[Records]

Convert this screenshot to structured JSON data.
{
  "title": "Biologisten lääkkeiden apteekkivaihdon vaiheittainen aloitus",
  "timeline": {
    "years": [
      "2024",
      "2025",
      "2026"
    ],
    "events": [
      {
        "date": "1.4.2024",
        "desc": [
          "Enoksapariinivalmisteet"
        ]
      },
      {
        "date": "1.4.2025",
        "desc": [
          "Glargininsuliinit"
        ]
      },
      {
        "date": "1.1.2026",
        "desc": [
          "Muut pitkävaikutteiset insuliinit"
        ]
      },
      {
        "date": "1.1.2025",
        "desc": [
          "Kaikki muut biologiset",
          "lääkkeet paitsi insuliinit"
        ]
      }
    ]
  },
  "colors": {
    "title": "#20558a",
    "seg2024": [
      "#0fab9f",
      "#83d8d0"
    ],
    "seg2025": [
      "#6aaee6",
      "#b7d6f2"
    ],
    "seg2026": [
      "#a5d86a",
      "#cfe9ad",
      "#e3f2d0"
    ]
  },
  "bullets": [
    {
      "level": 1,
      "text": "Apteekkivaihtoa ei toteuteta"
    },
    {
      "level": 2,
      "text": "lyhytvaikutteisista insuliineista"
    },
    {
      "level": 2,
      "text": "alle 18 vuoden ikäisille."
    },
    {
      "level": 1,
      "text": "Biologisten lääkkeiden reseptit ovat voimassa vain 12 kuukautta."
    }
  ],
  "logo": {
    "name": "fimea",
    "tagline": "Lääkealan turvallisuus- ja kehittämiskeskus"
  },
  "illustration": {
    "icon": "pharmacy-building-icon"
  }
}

• _The task_:
Copy out each record exactly as given, omitting none.

• _The reply_:
Convert this screenshot to structured JSON data.
{
  "title": "Biologisten lääkkeiden apteekkivaihdon vaiheittainen aloitus",
  "timeline": {
    "years": [
      "2024",
      "2025",
      "2026"
    ],
    "events": [
      {
        "date": "1.4.2024",
        "desc": [
          "Enoksapariinivalmisteet"
        ]
      },
      {
        "date": "1.4.2025",
        "desc": [
          "Glargininsuliinit"
        ]
      },
      {
        "date": "1.1.2026",
        "desc": [
          "Muut pitkävaikutteiset insuliinit"
        ]
      },
      {
        "date": "1.1.2025",
        "desc": [
          "Kaikki muut biologiset",
          "lääkkeet paitsi insuliinit"
        ]
      }
    ]
  },
  "colors": {
    "title": "#20558a",
    "seg2024": [
      "#0fab9f",
      "#83d8d0"
    ],
    "seg2025": [
      "#6aaee6",
      "#b7d6f2"
    ],
    "seg2026": [
      "#a5d86a",
      "#cfe9ad",
      "#e3f2d0"
    ]
  },
  "bullets": [
    {
      "level": 1,
      "text": "Apteekkivaihtoa ei toteuteta"
    },
    {
      "level": 2,
      "text": "lyhytvaikutteisista insuliineista"
    },
    {
      "level": 2,
      "text": "alle 18 vuoden ikäisille."
    },
    {
      "level": 1,
      "text": "Biologisten lääkkeiden reseptit ovat voimassa vain 12 kuukautta."
    }
  ],
  "logo": {
    "name": "fimea",
    "tagline": "Lääkealan turvallisuus- ja kehittämiskeskus"
  },
  "illustration": {
    "icon": "pharmacy-building-icon"
  }
}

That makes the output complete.